====== Materials provided
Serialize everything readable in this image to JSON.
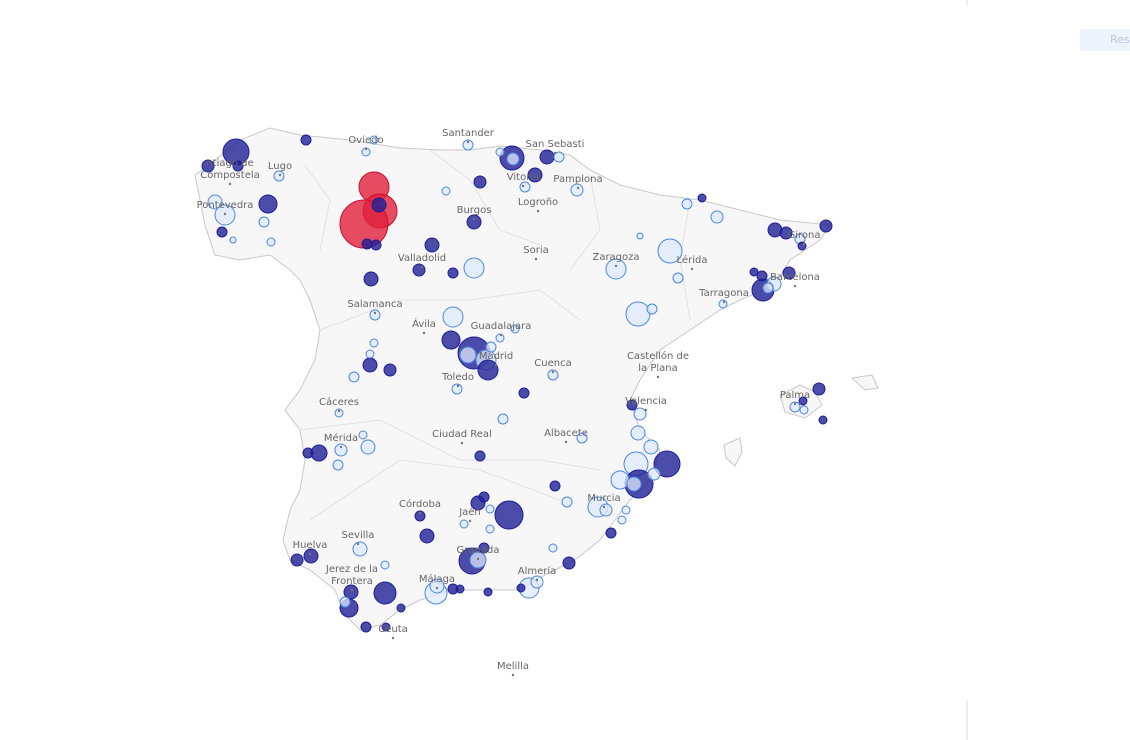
{
  "button": {
    "label": "Res"
  },
  "cities": [
    [
      "Santander"
    ],
    [
      "Oviedo"
    ],
    [
      "San Sebasti"
    ],
    [
      "ntiago de",
      "Compostela"
    ],
    [
      "Lugo"
    ],
    [
      "Pontevedra"
    ],
    [
      "Vitoria"
    ],
    [
      "Pamplona"
    ],
    [
      "Logroño"
    ],
    [
      "Burgos"
    ],
    [
      "Soria"
    ],
    [
      "Valladolid"
    ],
    [
      "Zaragoza"
    ],
    [
      "Lérida"
    ],
    [
      "Girona"
    ],
    [
      "Barcelona"
    ],
    [
      "Tarragona"
    ],
    [
      "Salamanca"
    ],
    [
      "Ávila"
    ],
    [
      "Guadalajara"
    ],
    [
      "Madrid"
    ],
    [
      "Cuenca"
    ],
    [
      "Castellón de",
      "la Plana"
    ],
    [
      "Toledo"
    ],
    [
      "Cáceres"
    ],
    [
      "Valencia"
    ],
    [
      "Palma"
    ],
    [
      "Mérida"
    ],
    [
      "Ciudad Real"
    ],
    [
      "Albacete"
    ],
    [
      "Murcia"
    ],
    [
      "Córdoba"
    ],
    [
      "Jaén"
    ],
    [
      "Sevilla"
    ],
    [
      "Huelva"
    ],
    [
      "Granada"
    ],
    [
      "Almería"
    ],
    [
      "Jerez de la",
      "Frontera"
    ],
    [
      "Málaga"
    ],
    [
      "Ceuta"
    ],
    [
      "Melilla"
    ]
  ]
}
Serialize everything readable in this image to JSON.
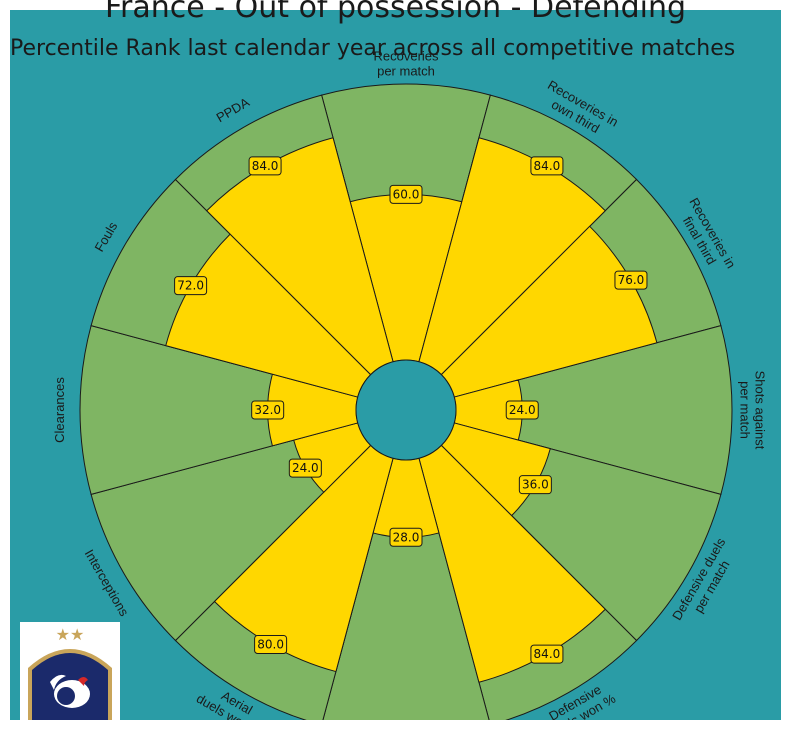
{
  "title": "France - Out of possession - Defending",
  "subtitle": "Percentile Rank last calendar year across all competitive matches",
  "colors": {
    "background": "#2a9ca6",
    "bar": "#ffd700",
    "slice": "#7fb563",
    "value_box": "#ffd700"
  },
  "chart_data": {
    "type": "bar",
    "layout": "radial",
    "range": [
      0,
      100
    ],
    "categories": [
      "Recoveries\nper match",
      "Recoveries in\nown third",
      "Recoveries in\nfinal third",
      "Shots against\nper match",
      "Defensive duels\nper match",
      "Defensive\nduels won %",
      "",
      "Aerial\nduels won %",
      "Interceptions",
      "Clearances",
      "Fouls",
      "PPDA"
    ],
    "values": [
      60,
      84,
      76,
      24,
      36,
      84,
      28,
      80,
      24,
      32,
      72,
      84
    ],
    "value_labels": [
      "60.0",
      "84.0",
      "76.0",
      "24.0",
      "36.0",
      "84.0",
      "28.0",
      "80.0",
      "24.0",
      "32.0",
      "72.0",
      "84.0"
    ]
  },
  "logo": {
    "name": "fff-rooster-crest",
    "stars": "★★"
  }
}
============
What is expected:
Quote every entry exactly, with the pictures omitted.

Answer for this exercise:
Serialize everything readable in this image to JSON.
{
  "button": {
    "label": "Res"
  },
  "cities": [
    [
      "Santander"
    ],
    [
      "Oviedo"
    ],
    [
      "San Sebasti"
    ],
    [
      "ntiago de",
      "Compostela"
    ],
    [
      "Lugo"
    ],
    [
      "Pontevedra"
    ],
    [
      "Vitoria"
    ],
    [
      "Pamplona"
    ],
    [
      "Logroño"
    ],
    [
      "Burgos"
    ],
    [
      "Soria"
    ],
    [
      "Valladolid"
    ],
    [
      "Zaragoza"
    ],
    [
      "Lérida"
    ],
    [
      "Girona"
    ],
    [
      "Barcelona"
    ],
    [
      "Tarragona"
    ],
    [
      "Salamanca"
    ],
    [
      "Ávila"
    ],
    [
      "Guadalajara"
    ],
    [
      "Madrid"
    ],
    [
      "Cuenca"
    ],
    [
      "Castellón de",
      "la Plana"
    ],
    [
      "Toledo"
    ],
    [
      "Cáceres"
    ],
    [
      "Valencia"
    ],
    [
      "Palma"
    ],
    [
      "Mérida"
    ],
    [
      "Ciudad Real"
    ],
    [
      "Albacete"
    ],
    [
      "Murcia"
    ],
    [
      "Córdoba"
    ],
    [
      "Jaén"
    ],
    [
      "Sevilla"
    ],
    [
      "Huelva"
    ],
    [
      "Granada"
    ],
    [
      "Almería"
    ],
    [
      "Jerez de la",
      "Frontera"
    ],
    [
      "Málaga"
    ],
    [
      "Ceuta"
    ],
    [
      "Melilla"
    ]
  ]
}
Serialize everything readable in this image to JSON.
{
  "title": "France - Out of possession - Defending",
  "subtitle": "Percentile Rank last calendar year across all competitive matches",
  "colors": {
    "background": "#2a9ca6",
    "bar": "#ffd700",
    "slice": "#7fb563",
    "value_box": "#ffd700"
  },
  "chart_data": {
    "type": "bar",
    "layout": "radial",
    "range": [
      0,
      100
    ],
    "categories": [
      "Recoveries\nper match",
      "Recoveries in\nown third",
      "Recoveries in\nfinal third",
      "Shots against\nper match",
      "Defensive duels\nper match",
      "Defensive\nduels won %",
      "",
      "Aerial\nduels won %",
      "Interceptions",
      "Clearances",
      "Fouls",
      "PPDA"
    ],
    "values": [
      60,
      84,
      76,
      24,
      36,
      84,
      28,
      80,
      24,
      32,
      72,
      84
    ],
    "value_labels": [
      "60.0",
      "84.0",
      "76.0",
      "24.0",
      "36.0",
      "84.0",
      "28.0",
      "80.0",
      "24.0",
      "32.0",
      "72.0",
      "84.0"
    ]
  },
  "logo": {
    "name": "fff-rooster-crest",
    "stars": "★★"
  }
}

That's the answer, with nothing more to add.